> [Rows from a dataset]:
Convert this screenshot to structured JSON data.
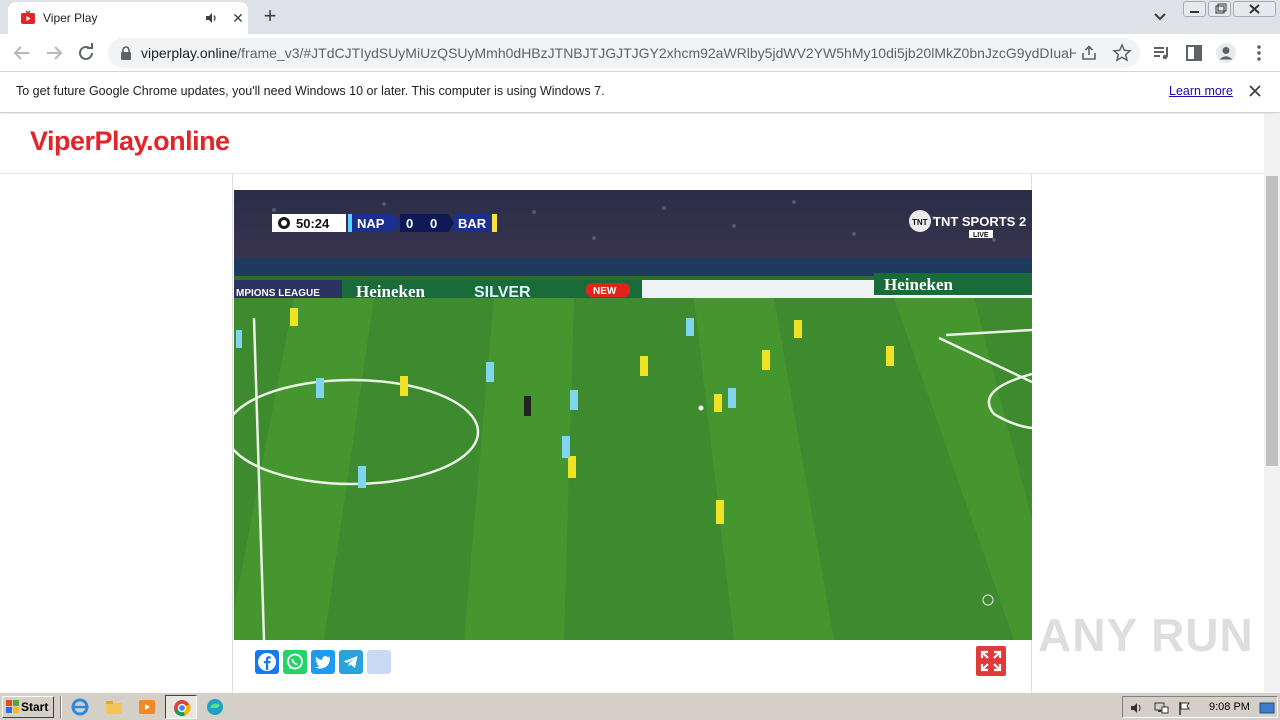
{
  "browser": {
    "tab": {
      "title": "Viper Play"
    },
    "address": {
      "host": "viperplay.online",
      "path": "/frame_v3/#JTdCJTIydSUyMiUzQSUyMmh0dHBzJTNBJTJGJTJGY2xhcm92aWRlby5jdWV2YW5hMy10di5jb20lMkZ0bnJzcG9ydDIuaHR..."
    }
  },
  "infobar": {
    "message": "To get future Google Chrome updates, you'll need Windows 10 or later. This computer is using Windows 7.",
    "link": "Learn more"
  },
  "site": {
    "logo": "ViperPlay.online"
  },
  "video": {
    "clock": "50:24",
    "home": "NAP",
    "home_score": "0",
    "away_score": "0",
    "away": "BAR",
    "broadcaster": "TNT SPORTS 2",
    "live": "LIVE",
    "board_left": "MPIONS LEAGUE",
    "board_brand": "Heineken",
    "board_silver": "SILVER",
    "board_new": "NEW",
    "board_brand2": "Heineken"
  },
  "share": [
    "facebook-icon",
    "whatsapp-icon",
    "twitter-icon",
    "telegram-icon",
    "more-share-icon"
  ],
  "taskbar": {
    "start": "Start",
    "clock": "9:08 PM"
  },
  "watermark": "ANY RUN"
}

> [STATED EXERCISE]:
Drop the images and repeat the data exactly.

> [WRITTEN ANSWER]:
Convert this screenshot to structured JSON data.
{
  "browser": {
    "tab": {
      "title": "Viper Play"
    },
    "address": {
      "host": "viperplay.online",
      "path": "/frame_v3/#JTdCJTIydSUyMiUzQSUyMmh0dHBzJTNBJTJGJTJGY2xhcm92aWRlby5jdWV2YW5hMy10di5jb20lMkZ0bnJzcG9ydDIuaHR..."
    }
  },
  "infobar": {
    "message": "To get future Google Chrome updates, you'll need Windows 10 or later. This computer is using Windows 7.",
    "link": "Learn more"
  },
  "site": {
    "logo": "ViperPlay.online"
  },
  "video": {
    "clock": "50:24",
    "home": "NAP",
    "home_score": "0",
    "away_score": "0",
    "away": "BAR",
    "broadcaster": "TNT SPORTS 2",
    "live": "LIVE",
    "board_left": "MPIONS LEAGUE",
    "board_brand": "Heineken",
    "board_silver": "SILVER",
    "board_new": "NEW",
    "board_brand2": "Heineken"
  },
  "share": [
    "facebook-icon",
    "whatsapp-icon",
    "twitter-icon",
    "telegram-icon",
    "more-share-icon"
  ],
  "taskbar": {
    "start": "Start",
    "clock": "9:08 PM"
  },
  "watermark": "ANY RUN"
}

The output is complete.